Swap every "sidebar-item" in the data below for "nav-item" and write the lines out again with nothing else changed. Leave the pictures out.
---------- DATA FOR PROCESSING ----------
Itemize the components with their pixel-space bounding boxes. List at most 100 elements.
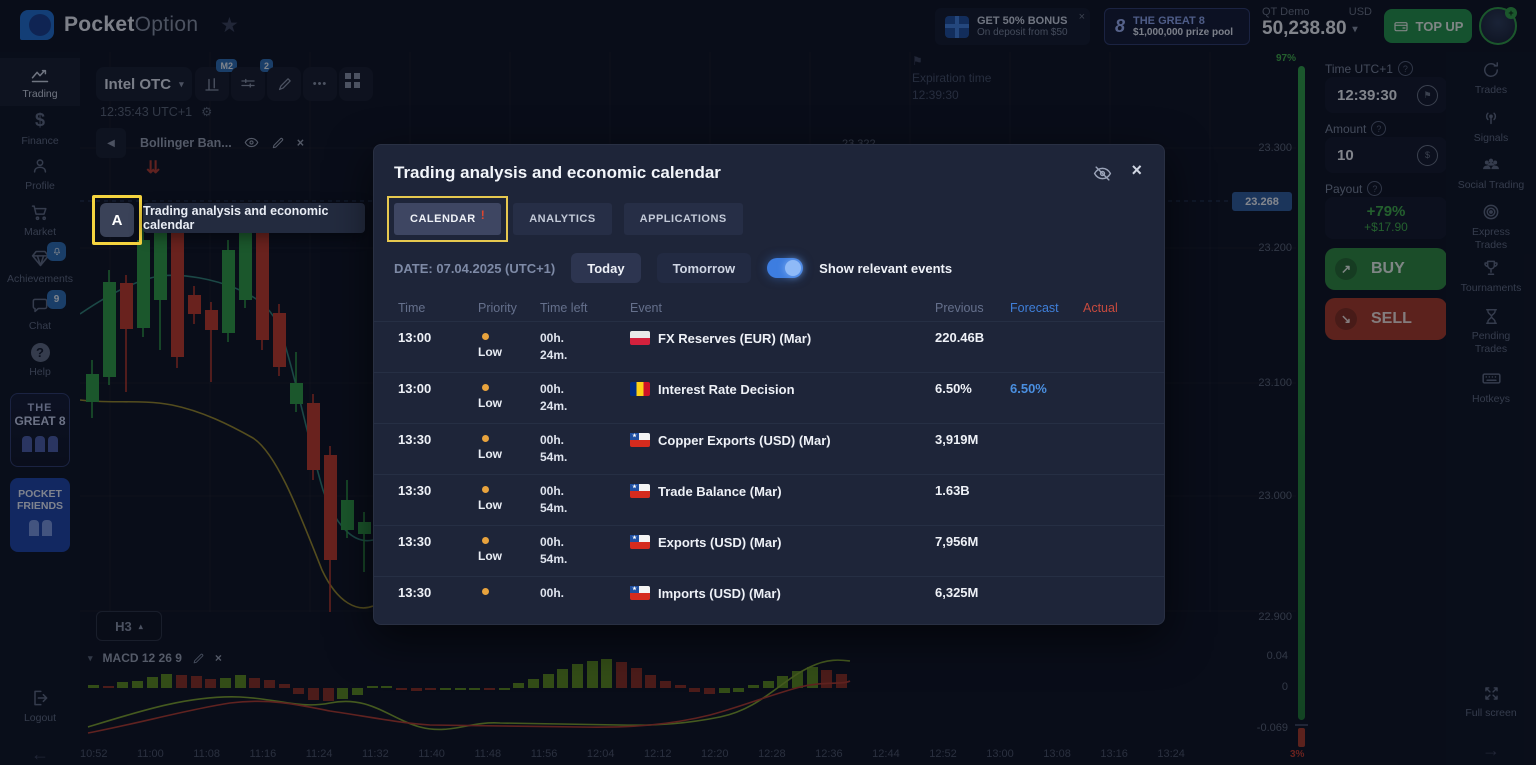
great8-icon: 8 [1115,16,1126,36]
sliders-icon [241,78,255,88]
collapse-sidebar-button[interactable]: ← [0,744,80,765]
close-modal-button[interactable]: × [1131,160,1142,180]
price-axis-label: 23.200 [1258,242,1292,254]
rail-item-express-trades[interactable]: Express Trades [1446,202,1536,252]
chart-type-button[interactable]: M2 [195,59,237,101]
amount-input[interactable]: 10 $ [1325,137,1447,173]
brand-logo[interactable]: PocketOption [20,10,198,40]
table-row[interactable]: 13:30 Low 00h. 54m. Copper Exports (USD)… [374,423,1164,474]
favorite-star-icon[interactable]: ★ [220,14,239,37]
tournament-banner[interactable]: 8 THE GREAT 8 $1,000,000 prize pool [1104,8,1250,45]
dots-icon: ••• [312,78,328,90]
sell-button[interactable]: ↘ SELL [1325,298,1447,340]
drawing-tools-button[interactable] [267,67,301,101]
expiration-time-input[interactable]: 12:39:30 ⚑ [1325,77,1447,113]
trophy-icon [1484,260,1498,275]
eye-icon[interactable] [244,135,259,150]
event-time: 13:30 [398,534,432,549]
fullscreen-button[interactable]: Full screen [1446,684,1536,720]
table-row[interactable]: 13:00 Low 00h. 24m. FX Reserves (EUR) (M… [374,321,1164,372]
priority-dot-icon [482,537,489,544]
currency-icon[interactable]: $ [1417,144,1438,166]
sidebar-item-profile[interactable]: Profile [0,156,80,192]
chevron-down-icon[interactable]: ▾ [88,652,93,663]
pencil-icon[interactable] [192,652,205,665]
time-axis-label: 13:24 [1157,748,1185,760]
sidebar-item-market[interactable]: Market [0,202,80,238]
right-rail: Trades Signals Social Trading Express Tr… [1446,52,1536,765]
analysis-button[interactable]: A [100,203,134,237]
rail-item-signals[interactable]: Signals [1446,108,1536,145]
tab-applications[interactable]: APPLICATIONS [623,203,743,235]
time-axis-label: 11:00 [137,748,164,760]
time-axis-label: 11:08 [193,748,220,760]
tournament-subtitle: $1,000,000 prize pool [1133,27,1234,38]
account-switcher[interactable]: QT Demo USD 50,238.80 ▾ [1262,6,1372,40]
col-actual[interactable]: Actual [1083,301,1118,315]
logout-icon [34,690,48,706]
info-icon[interactable]: ? [1367,181,1383,196]
rail-item-tournaments[interactable]: Tournaments [1446,258,1536,295]
country-flag-icon [630,586,650,600]
info-icon[interactable]: ? [1371,121,1387,136]
rail-item-trades[interactable]: Trades [1446,60,1536,97]
time-mode-icon[interactable]: ⚑ [1417,84,1438,106]
expand-rail-button[interactable]: → [1446,740,1536,761]
pocket-friends-banner[interactable]: POCKET FRIENDS [10,478,70,552]
bonus-subtitle: On deposit from $50 [977,27,1068,38]
country-flag-icon [630,535,650,549]
tab-calendar[interactable]: CALENDAR ! [386,196,509,242]
relevant-events-toggle[interactable] [767,258,804,278]
bell-icon [53,247,60,255]
indicator-collapse-button[interactable]: ◀ [96,128,126,158]
table-row[interactable]: 13:30 Low 00h. 54m. Trade Balance (Mar) … [374,474,1164,525]
bonus-title: GET 50% BONUS [977,15,1068,27]
tomorrow-button[interactable]: Tomorrow [656,253,752,283]
more-tools-button[interactable]: ••• [303,67,337,101]
sidebar-item-logout[interactable]: Logout [0,688,80,724]
time-label: Time UTC+1? [1325,61,1413,76]
previous-value: 6,325M [935,585,979,600]
col-forecast[interactable]: Forecast [1010,301,1059,315]
close-icon[interactable]: × [1078,11,1085,23]
layout-grid-button[interactable] [339,67,373,101]
info-icon[interactable]: ? [1397,61,1413,76]
sidebar-item-chat[interactable]: Chat 9 [0,290,80,332]
table-row[interactable]: 13:00 Low 00h. 24m. Interest Rate Decisi… [374,372,1164,423]
table-row[interactable]: 13:30 Low 00h. 54m. Exports (USD) (Mar) … [374,525,1164,576]
close-icon[interactable]: × [296,135,304,150]
buy-button[interactable]: ↗ BUY [1325,248,1447,290]
account-balance: 50,238.80 [1262,18,1347,39]
close-icon[interactable]: × [214,651,222,665]
priority-label: Low [478,345,502,359]
calendar-rows: 13:00 Low 00h. 24m. FX Reserves (EUR) (M… [374,321,1164,624]
today-button[interactable]: Today [571,253,641,283]
symbol-selector[interactable]: Intel OTC ▾ [96,67,192,101]
rail-item-social-trading[interactable]: Social Trading [1446,155,1536,192]
gear-icon[interactable]: ⚙ [201,105,213,119]
top-up-button[interactable]: TOP UP [1384,9,1472,43]
hide-modal-button[interactable] [1093,164,1112,188]
banner-art [10,520,70,536]
sidebar-item-help[interactable]: ? Help [0,343,80,378]
time-left-minutes: 54m. [540,450,568,464]
pencil-icon[interactable] [271,136,285,150]
bonus-banner[interactable]: GET 50% BONUS On deposit from $50 × [935,8,1090,45]
tab-analytics[interactable]: ANALYTICS [513,203,612,235]
actual-value [1083,585,1164,624]
rail-item-hotkeys[interactable]: Hotkeys [1446,368,1536,406]
rail-item-pending-trades[interactable]: Pending Trades [1446,307,1536,356]
macd-timeframe-button[interactable]: H3 ▴ [96,611,162,641]
table-row[interactable]: 13:30 00h. Imports (USD) (Mar) 6,325M [374,576,1164,624]
event-name: Copper Exports (USD) (Mar) [658,433,831,448]
great8-side-banner[interactable]: THE GREAT 8 [10,393,70,467]
brush-icon [278,77,291,90]
sidebar-item-trading[interactable]: Trading [0,58,80,106]
sidebar-item-finance[interactable]: $ Finance [0,110,80,147]
people-icon [1483,158,1499,170]
sidebar-item-achievements[interactable]: Achievements [0,242,80,285]
time-axis-label: 12:28 [758,748,786,760]
avatar[interactable] [1479,7,1517,45]
logo-icon [20,10,54,40]
sidebar-item-label: Chat [28,320,52,332]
----------
### CORRECT OUTPUT
Itemize the components with their pixel-space bounding boxes. List at most 100 elements.
great8-icon: 8 [1115,16,1126,36]
sliders-icon [241,78,255,88]
collapse-sidebar-button[interactable]: ← [0,744,80,765]
close-modal-button[interactable]: × [1131,160,1142,180]
price-axis-label: 23.200 [1258,242,1292,254]
rail-item-express-trades[interactable]: Express Trades [1446,202,1536,252]
chart-type-button[interactable]: M2 [195,59,237,101]
amount-input[interactable]: 10 $ [1325,137,1447,173]
brand-logo[interactable]: PocketOption [20,10,198,40]
table-row[interactable]: 13:30 Low 00h. 54m. Copper Exports (USD)… [374,423,1164,474]
favorite-star-icon[interactable]: ★ [220,14,239,37]
tournament-banner[interactable]: 8 THE GREAT 8 $1,000,000 prize pool [1104,8,1250,45]
dots-icon: ••• [312,78,328,90]
sell-button[interactable]: ↘ SELL [1325,298,1447,340]
drawing-tools-button[interactable] [267,67,301,101]
expiration-time-input[interactable]: 12:39:30 ⚑ [1325,77,1447,113]
trophy-icon [1484,260,1498,275]
eye-icon[interactable] [244,135,259,150]
event-time: 13:30 [398,534,432,549]
fullscreen-button[interactable]: Full screen [1446,684,1536,720]
table-row[interactable]: 13:00 Low 00h. 24m. FX Reserves (EUR) (M… [374,321,1164,372]
priority-dot-icon [482,537,489,544]
currency-icon[interactable]: $ [1417,144,1438,166]
nav-item-profile[interactable]: Profile [0,156,80,192]
chevron-down-icon[interactable]: ▾ [88,652,93,663]
pencil-icon[interactable] [192,652,205,665]
time-axis-label: 13:24 [1157,748,1185,760]
nav-item-market[interactable]: Market [0,202,80,238]
right-rail: Trades Signals Social Trading Express Tr… [1446,52,1536,765]
analysis-button[interactable]: A [100,203,134,237]
rail-item-signals[interactable]: Signals [1446,108,1536,145]
tab-applications[interactable]: APPLICATIONS [623,203,743,235]
time-axis-label: 11:00 [137,748,164,760]
time-axis-label: 11:08 [193,748,220,760]
tournament-subtitle: $1,000,000 prize pool [1133,27,1234,38]
account-switcher[interactable]: QT Demo USD 50,238.80 ▾ [1262,6,1372,40]
col-actual[interactable]: Actual [1083,301,1118,315]
logout-icon [34,690,48,706]
info-icon[interactable]: ? [1367,181,1383,196]
rail-item-tournaments[interactable]: Tournaments [1446,258,1536,295]
country-flag-icon [630,586,650,600]
info-icon[interactable]: ? [1371,121,1387,136]
rail-item-trades[interactable]: Trades [1446,60,1536,97]
time-mode-icon[interactable]: ⚑ [1417,84,1438,106]
expand-rail-button[interactable]: → [1446,740,1536,761]
pocket-friends-banner[interactable]: POCKET FRIENDS [10,478,70,552]
bonus-subtitle: On deposit from $50 [977,27,1068,38]
country-flag-icon [630,535,650,549]
tab-calendar[interactable]: CALENDAR ! [386,196,509,242]
relevant-events-toggle[interactable] [767,258,804,278]
bell-icon [53,247,60,255]
indicator-collapse-button[interactable]: ◀ [96,128,126,158]
table-row[interactable]: 13:30 Low 00h. 54m. Trade Balance (Mar) … [374,474,1164,525]
bonus-title: GET 50% BONUS [977,15,1068,27]
tomorrow-button[interactable]: Tomorrow [656,253,752,283]
more-tools-button[interactable]: ••• [303,67,337,101]
nav-item-logout[interactable]: Logout [0,688,80,724]
time-label: Time UTC+1? [1325,61,1413,76]
previous-value: 6,325M [935,585,979,600]
col-forecast[interactable]: Forecast [1010,301,1059,315]
close-icon[interactable]: × [1078,11,1085,23]
layout-grid-button[interactable] [339,67,373,101]
info-icon[interactable]: ? [1397,61,1413,76]
nav-item-chat[interactable]: Chat 9 [0,290,80,332]
table-row[interactable]: 13:00 Low 00h. 24m. Interest Rate Decisi… [374,372,1164,423]
table-row[interactable]: 13:30 Low 00h. 54m. Exports (USD) (Mar) … [374,525,1164,576]
close-icon[interactable]: × [296,135,304,150]
buy-button[interactable]: ↗ BUY [1325,248,1447,290]
account-balance: 50,238.80 [1262,18,1347,39]
close-icon[interactable]: × [214,651,222,665]
priority-label: Low [478,345,502,359]
calendar-rows: 13:00 Low 00h. 24m. FX Reserves (EUR) (M… [374,321,1164,624]
today-button[interactable]: Today [571,253,641,283]
symbol-selector[interactable]: Intel OTC ▾ [96,67,192,101]
rail-item-social-trading[interactable]: Social Trading [1446,155,1536,192]
gear-icon[interactable]: ⚙ [201,105,213,119]
top-up-button[interactable]: TOP UP [1384,9,1472,43]
hide-modal-button[interactable] [1093,164,1112,188]
banner-art [10,520,70,536]
nav-item-help[interactable]: ? Help [0,343,80,378]
time-left-minutes: 54m. [540,450,568,464]
pencil-icon[interactable] [271,136,285,150]
bonus-banner[interactable]: GET 50% BONUS On deposit from $50 × [935,8,1090,45]
tab-analytics[interactable]: ANALYTICS [513,203,612,235]
actual-value [1083,585,1164,624]
rail-item-hotkeys[interactable]: Hotkeys [1446,368,1536,406]
rail-item-pending-trades[interactable]: Pending Trades [1446,307,1536,356]
macd-timeframe-button[interactable]: H3 ▴ [96,611,162,641]
table-row[interactable]: 13:30 00h. Imports (USD) (Mar) 6,325M [374,576,1164,624]
event-name: Copper Exports (USD) (Mar) [658,433,831,448]
great8-side-banner[interactable]: THE GREAT 8 [10,393,70,467]
brush-icon [278,77,291,90]
nav-item-trading[interactable]: Trading [0,58,80,106]
nav-item-finance[interactable]: $ Finance [0,110,80,147]
people-icon [1483,158,1499,170]
nav-item-achievements[interactable]: Achievements [0,242,80,285]
time-axis-label: 12:28 [758,748,786,760]
avatar[interactable] [1479,7,1517,45]
logo-icon [20,10,54,40]
nav-item-label: Chat [28,320,52,332]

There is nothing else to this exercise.